## Task to carry out
Give back the whole listing exactly as shown.

-------- Records provided

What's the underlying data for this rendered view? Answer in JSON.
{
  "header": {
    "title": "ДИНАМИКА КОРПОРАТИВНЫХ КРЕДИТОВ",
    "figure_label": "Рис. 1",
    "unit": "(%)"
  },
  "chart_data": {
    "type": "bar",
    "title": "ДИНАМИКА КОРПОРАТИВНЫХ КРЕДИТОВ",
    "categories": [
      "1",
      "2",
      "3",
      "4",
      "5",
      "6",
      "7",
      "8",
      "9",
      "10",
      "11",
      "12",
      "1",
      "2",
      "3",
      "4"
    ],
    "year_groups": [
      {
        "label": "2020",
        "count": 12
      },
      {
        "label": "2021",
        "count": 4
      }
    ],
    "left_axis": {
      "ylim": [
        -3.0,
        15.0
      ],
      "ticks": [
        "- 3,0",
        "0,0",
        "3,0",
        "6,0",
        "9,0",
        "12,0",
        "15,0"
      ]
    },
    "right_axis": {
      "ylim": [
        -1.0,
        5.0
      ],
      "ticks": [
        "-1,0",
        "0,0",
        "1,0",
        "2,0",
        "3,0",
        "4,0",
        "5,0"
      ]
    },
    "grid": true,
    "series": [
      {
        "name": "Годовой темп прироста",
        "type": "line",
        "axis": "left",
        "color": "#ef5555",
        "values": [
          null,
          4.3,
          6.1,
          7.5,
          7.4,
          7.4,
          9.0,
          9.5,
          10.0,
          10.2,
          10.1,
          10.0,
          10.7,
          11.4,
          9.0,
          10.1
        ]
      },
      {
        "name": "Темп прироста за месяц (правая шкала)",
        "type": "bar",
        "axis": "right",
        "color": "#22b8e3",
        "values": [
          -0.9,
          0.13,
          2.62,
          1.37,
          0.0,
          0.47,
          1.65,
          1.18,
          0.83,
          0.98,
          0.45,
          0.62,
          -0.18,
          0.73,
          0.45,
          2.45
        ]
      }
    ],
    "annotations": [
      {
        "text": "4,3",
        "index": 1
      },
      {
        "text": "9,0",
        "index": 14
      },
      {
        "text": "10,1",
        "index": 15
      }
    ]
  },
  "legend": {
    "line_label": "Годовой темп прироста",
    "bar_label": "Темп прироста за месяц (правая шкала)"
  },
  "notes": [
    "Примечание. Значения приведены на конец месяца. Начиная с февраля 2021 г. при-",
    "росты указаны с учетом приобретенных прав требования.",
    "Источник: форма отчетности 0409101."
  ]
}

----------------

## Solution below
What's the underlying data for this rendered view? Answer in JSON.
{
  "header": {
    "title": "ДИНАМИКА КОРПОРАТИВНЫХ КРЕДИТОВ",
    "figure_label": "Рис. 1",
    "unit": "(%)"
  },
  "chart_data": {
    "type": "bar",
    "title": "ДИНАМИКА КОРПОРАТИВНЫХ КРЕДИТОВ",
    "categories": [
      "1",
      "2",
      "3",
      "4",
      "5",
      "6",
      "7",
      "8",
      "9",
      "10",
      "11",
      "12",
      "1",
      "2",
      "3",
      "4"
    ],
    "year_groups": [
      {
        "label": "2020",
        "count": 12
      },
      {
        "label": "2021",
        "count": 4
      }
    ],
    "left_axis": {
      "ylim": [
        -3.0,
        15.0
      ],
      "ticks": [
        "- 3,0",
        "0,0",
        "3,0",
        "6,0",
        "9,0",
        "12,0",
        "15,0"
      ]
    },
    "right_axis": {
      "ylim": [
        -1.0,
        5.0
      ],
      "ticks": [
        "-1,0",
        "0,0",
        "1,0",
        "2,0",
        "3,0",
        "4,0",
        "5,0"
      ]
    },
    "grid": true,
    "series": [
      {
        "name": "Годовой темп прироста",
        "type": "line",
        "axis": "left",
        "color": "#ef5555",
        "values": [
          null,
          4.3,
          6.1,
          7.5,
          7.4,
          7.4,
          9.0,
          9.5,
          10.0,
          10.2,
          10.1,
          10.0,
          10.7,
          11.4,
          9.0,
          10.1
        ]
      },
      {
        "name": "Темп прироста за месяц (правая шкала)",
        "type": "bar",
        "axis": "right",
        "color": "#22b8e3",
        "values": [
          -0.9,
          0.13,
          2.62,
          1.37,
          0.0,
          0.47,
          1.65,
          1.18,
          0.83,
          0.98,
          0.45,
          0.62,
          -0.18,
          0.73,
          0.45,
          2.45
        ]
      }
    ],
    "annotations": [
      {
        "text": "4,3",
        "index": 1
      },
      {
        "text": "9,0",
        "index": 14
      },
      {
        "text": "10,1",
        "index": 15
      }
    ]
  },
  "legend": {
    "line_label": "Годовой темп прироста",
    "bar_label": "Темп прироста за месяц (правая шкала)"
  },
  "notes": [
    "Примечание. Значения приведены на конец месяца. Начиная с февраля 2021 г. при-",
    "росты указаны с учетом приобретенных прав требования.",
    "Источник: форма отчетности 0409101."
  ]
}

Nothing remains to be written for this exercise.